> _Work to complete_
Find each line with the string "Outlook" and copy it.

--- Start of Source records ---

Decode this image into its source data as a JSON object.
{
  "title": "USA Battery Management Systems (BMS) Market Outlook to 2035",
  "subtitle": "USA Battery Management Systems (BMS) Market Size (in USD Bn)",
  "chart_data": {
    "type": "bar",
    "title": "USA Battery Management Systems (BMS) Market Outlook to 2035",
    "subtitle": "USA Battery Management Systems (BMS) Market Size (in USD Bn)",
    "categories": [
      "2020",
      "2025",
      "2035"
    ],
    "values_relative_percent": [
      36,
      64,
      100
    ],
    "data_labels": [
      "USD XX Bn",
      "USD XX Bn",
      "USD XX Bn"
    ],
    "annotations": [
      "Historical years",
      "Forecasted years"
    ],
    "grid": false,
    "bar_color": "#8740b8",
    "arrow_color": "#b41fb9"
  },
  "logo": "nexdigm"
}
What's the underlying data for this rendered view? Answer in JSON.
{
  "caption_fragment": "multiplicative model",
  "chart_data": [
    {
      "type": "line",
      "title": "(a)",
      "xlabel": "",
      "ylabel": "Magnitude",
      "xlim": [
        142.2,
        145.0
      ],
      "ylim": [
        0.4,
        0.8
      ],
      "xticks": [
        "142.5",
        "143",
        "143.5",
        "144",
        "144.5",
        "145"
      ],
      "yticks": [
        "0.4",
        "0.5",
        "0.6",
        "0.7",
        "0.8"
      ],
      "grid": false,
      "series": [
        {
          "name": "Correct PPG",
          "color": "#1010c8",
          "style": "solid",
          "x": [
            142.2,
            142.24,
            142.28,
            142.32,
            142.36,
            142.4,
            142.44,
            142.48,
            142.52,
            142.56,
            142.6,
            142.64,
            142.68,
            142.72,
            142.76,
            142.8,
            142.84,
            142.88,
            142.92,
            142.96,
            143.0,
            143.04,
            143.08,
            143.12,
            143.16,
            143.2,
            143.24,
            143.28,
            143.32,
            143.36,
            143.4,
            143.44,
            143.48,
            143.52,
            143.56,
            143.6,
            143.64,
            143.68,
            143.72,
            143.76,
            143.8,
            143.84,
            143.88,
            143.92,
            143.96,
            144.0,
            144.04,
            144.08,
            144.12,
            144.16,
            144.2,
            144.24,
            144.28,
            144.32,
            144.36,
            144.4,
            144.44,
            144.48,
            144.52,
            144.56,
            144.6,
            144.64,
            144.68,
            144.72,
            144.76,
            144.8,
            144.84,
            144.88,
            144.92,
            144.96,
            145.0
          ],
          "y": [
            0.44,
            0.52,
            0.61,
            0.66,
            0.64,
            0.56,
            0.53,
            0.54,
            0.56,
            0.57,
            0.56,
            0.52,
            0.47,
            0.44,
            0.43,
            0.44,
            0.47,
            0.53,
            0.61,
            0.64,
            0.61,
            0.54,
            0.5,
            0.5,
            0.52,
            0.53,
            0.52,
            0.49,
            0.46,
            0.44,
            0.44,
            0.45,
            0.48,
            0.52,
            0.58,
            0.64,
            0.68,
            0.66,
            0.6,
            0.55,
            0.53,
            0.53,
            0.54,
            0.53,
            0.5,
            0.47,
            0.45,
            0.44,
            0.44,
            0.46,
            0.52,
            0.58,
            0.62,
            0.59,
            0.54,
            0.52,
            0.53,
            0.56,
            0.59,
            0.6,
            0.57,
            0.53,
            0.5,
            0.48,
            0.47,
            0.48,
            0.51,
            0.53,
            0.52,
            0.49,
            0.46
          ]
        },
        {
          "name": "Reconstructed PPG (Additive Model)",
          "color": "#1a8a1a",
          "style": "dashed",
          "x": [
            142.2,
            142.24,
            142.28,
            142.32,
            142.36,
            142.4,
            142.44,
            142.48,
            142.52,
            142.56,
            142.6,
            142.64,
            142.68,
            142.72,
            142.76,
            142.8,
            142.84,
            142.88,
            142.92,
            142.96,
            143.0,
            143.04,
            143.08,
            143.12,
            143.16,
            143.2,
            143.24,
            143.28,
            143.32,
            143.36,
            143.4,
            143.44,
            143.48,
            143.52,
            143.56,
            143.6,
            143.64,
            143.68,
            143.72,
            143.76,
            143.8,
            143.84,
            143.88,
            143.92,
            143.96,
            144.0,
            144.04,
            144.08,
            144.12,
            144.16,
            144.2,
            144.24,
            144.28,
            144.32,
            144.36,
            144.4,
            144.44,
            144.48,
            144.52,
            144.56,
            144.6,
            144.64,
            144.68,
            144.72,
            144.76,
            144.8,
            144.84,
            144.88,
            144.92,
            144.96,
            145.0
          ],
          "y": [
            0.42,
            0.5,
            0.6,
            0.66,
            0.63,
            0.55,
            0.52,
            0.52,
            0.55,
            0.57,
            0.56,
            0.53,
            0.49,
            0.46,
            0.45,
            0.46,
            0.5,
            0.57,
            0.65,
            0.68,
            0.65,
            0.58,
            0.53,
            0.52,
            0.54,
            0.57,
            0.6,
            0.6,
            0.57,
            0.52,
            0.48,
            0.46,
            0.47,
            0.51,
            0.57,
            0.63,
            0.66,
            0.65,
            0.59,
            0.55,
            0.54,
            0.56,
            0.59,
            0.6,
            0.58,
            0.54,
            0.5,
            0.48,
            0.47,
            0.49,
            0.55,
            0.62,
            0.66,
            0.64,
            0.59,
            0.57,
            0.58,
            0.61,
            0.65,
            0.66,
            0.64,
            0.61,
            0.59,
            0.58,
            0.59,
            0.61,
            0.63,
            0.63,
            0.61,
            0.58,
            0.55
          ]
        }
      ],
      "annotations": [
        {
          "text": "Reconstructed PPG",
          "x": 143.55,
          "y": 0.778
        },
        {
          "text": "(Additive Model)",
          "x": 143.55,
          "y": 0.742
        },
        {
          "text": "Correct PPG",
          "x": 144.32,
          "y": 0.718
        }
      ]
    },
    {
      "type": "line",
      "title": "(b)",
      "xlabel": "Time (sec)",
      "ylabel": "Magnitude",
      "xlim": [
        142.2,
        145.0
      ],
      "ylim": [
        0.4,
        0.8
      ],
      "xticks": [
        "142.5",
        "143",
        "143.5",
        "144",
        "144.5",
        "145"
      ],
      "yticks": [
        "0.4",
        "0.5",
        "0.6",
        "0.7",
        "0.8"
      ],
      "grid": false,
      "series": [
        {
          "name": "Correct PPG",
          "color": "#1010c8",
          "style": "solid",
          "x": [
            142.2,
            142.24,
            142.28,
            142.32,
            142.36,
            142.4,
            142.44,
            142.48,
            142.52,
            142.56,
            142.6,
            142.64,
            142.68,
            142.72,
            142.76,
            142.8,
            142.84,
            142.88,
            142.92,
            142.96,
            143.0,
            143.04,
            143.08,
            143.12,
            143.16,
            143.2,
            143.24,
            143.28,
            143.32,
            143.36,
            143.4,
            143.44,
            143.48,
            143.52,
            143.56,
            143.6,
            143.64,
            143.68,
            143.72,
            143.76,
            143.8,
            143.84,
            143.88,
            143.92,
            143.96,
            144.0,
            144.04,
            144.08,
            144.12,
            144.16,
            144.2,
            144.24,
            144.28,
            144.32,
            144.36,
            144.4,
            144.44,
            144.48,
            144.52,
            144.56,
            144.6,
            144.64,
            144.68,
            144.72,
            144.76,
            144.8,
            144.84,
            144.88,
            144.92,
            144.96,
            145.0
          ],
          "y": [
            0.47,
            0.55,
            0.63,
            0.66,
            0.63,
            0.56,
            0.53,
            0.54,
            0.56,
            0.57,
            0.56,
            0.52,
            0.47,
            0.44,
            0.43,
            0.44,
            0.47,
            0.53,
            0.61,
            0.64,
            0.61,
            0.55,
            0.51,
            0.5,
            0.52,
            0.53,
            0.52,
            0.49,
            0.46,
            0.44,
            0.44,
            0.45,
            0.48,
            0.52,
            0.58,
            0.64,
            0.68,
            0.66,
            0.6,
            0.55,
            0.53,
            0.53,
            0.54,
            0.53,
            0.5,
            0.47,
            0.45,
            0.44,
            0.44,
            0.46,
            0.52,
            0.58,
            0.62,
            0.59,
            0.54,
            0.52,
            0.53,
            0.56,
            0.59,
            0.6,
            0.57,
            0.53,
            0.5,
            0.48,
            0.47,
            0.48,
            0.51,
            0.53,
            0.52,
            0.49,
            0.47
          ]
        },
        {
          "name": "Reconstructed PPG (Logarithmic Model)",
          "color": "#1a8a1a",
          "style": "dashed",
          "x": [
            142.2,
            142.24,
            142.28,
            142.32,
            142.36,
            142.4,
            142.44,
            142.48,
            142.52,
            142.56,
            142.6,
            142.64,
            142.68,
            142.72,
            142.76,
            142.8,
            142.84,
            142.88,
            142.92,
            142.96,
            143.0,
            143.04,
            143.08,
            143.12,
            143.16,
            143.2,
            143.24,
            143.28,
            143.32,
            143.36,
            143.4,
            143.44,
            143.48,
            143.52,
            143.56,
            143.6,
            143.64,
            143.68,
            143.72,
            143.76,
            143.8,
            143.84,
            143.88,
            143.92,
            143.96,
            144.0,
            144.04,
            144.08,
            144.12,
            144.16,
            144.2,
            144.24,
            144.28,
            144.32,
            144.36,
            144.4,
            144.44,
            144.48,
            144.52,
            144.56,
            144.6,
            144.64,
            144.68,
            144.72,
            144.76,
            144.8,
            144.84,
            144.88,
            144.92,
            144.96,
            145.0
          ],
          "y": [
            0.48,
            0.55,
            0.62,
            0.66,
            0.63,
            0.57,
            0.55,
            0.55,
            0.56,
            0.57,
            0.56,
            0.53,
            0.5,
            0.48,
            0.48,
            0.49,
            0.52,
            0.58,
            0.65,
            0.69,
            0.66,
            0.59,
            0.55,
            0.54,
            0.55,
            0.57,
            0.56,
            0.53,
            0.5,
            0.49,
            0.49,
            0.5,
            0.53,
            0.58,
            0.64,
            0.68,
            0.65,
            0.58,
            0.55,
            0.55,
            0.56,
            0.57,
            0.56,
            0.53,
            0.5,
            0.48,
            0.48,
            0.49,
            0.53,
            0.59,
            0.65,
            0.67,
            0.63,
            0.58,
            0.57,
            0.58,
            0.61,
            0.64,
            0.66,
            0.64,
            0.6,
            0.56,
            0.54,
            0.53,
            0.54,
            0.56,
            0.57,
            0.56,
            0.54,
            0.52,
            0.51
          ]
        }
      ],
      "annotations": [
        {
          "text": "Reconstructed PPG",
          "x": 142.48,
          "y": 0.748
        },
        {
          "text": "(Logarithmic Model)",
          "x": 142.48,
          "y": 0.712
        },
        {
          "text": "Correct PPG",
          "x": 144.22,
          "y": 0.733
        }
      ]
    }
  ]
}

--- End of Source records ---
--- Start of Source records ---

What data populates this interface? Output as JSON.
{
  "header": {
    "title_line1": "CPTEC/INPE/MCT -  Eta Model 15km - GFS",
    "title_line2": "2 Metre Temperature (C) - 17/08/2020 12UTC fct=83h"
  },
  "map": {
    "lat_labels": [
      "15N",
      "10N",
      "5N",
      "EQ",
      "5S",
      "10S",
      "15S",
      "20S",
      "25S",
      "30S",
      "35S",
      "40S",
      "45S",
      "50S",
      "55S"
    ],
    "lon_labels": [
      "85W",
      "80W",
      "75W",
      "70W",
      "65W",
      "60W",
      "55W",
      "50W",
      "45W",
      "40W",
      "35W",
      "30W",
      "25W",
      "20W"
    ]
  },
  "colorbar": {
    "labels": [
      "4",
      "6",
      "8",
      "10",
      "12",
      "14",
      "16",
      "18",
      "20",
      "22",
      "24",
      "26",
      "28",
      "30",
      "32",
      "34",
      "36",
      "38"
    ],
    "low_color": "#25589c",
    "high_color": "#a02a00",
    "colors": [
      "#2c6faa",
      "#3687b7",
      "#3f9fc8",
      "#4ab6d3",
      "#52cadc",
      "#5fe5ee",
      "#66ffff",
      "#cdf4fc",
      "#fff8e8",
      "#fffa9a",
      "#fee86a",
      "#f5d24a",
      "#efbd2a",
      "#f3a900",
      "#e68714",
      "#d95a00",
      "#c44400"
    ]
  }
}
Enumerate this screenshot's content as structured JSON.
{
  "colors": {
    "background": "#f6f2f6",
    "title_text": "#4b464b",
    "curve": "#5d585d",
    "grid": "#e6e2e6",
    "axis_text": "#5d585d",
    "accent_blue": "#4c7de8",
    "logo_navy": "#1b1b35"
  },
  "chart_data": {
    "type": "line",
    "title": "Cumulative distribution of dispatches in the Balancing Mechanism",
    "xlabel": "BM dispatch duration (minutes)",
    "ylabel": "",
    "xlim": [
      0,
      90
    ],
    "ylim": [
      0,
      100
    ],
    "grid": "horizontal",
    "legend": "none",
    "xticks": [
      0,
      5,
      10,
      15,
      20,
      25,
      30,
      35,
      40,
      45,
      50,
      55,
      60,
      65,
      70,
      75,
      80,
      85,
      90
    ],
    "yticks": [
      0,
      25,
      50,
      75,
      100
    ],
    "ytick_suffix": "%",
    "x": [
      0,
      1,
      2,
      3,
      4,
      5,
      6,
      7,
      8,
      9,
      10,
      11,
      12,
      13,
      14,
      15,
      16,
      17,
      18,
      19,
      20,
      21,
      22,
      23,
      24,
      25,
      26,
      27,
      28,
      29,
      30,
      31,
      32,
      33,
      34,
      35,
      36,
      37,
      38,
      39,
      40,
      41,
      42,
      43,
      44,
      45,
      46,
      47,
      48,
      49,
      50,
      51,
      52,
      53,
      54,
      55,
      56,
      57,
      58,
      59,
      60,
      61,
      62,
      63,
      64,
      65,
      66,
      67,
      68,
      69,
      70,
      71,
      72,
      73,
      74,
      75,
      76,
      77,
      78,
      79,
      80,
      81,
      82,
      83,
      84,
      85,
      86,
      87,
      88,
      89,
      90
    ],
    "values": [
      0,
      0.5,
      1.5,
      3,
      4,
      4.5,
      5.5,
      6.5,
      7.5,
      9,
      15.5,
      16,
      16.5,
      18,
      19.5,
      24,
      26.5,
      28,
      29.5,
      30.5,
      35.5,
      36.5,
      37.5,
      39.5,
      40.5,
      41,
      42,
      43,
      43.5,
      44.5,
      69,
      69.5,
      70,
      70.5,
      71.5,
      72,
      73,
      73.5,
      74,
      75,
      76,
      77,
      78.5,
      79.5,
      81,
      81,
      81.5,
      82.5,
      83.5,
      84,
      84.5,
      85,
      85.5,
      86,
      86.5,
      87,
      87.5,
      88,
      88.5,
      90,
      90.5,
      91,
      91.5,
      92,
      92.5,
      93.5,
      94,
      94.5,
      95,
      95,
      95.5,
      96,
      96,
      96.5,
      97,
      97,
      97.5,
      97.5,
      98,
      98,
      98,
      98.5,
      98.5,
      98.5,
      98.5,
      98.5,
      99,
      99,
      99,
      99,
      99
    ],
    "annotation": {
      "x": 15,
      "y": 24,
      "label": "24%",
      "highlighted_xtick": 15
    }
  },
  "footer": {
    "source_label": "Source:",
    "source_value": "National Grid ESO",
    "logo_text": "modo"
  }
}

--- End of Source records ---

> _Response below_
  "title": "USA Battery Management Systems (BMS) Market Outlook to 2035",
    "title": "USA Battery Management Systems (BMS) Market Outlook to 2035",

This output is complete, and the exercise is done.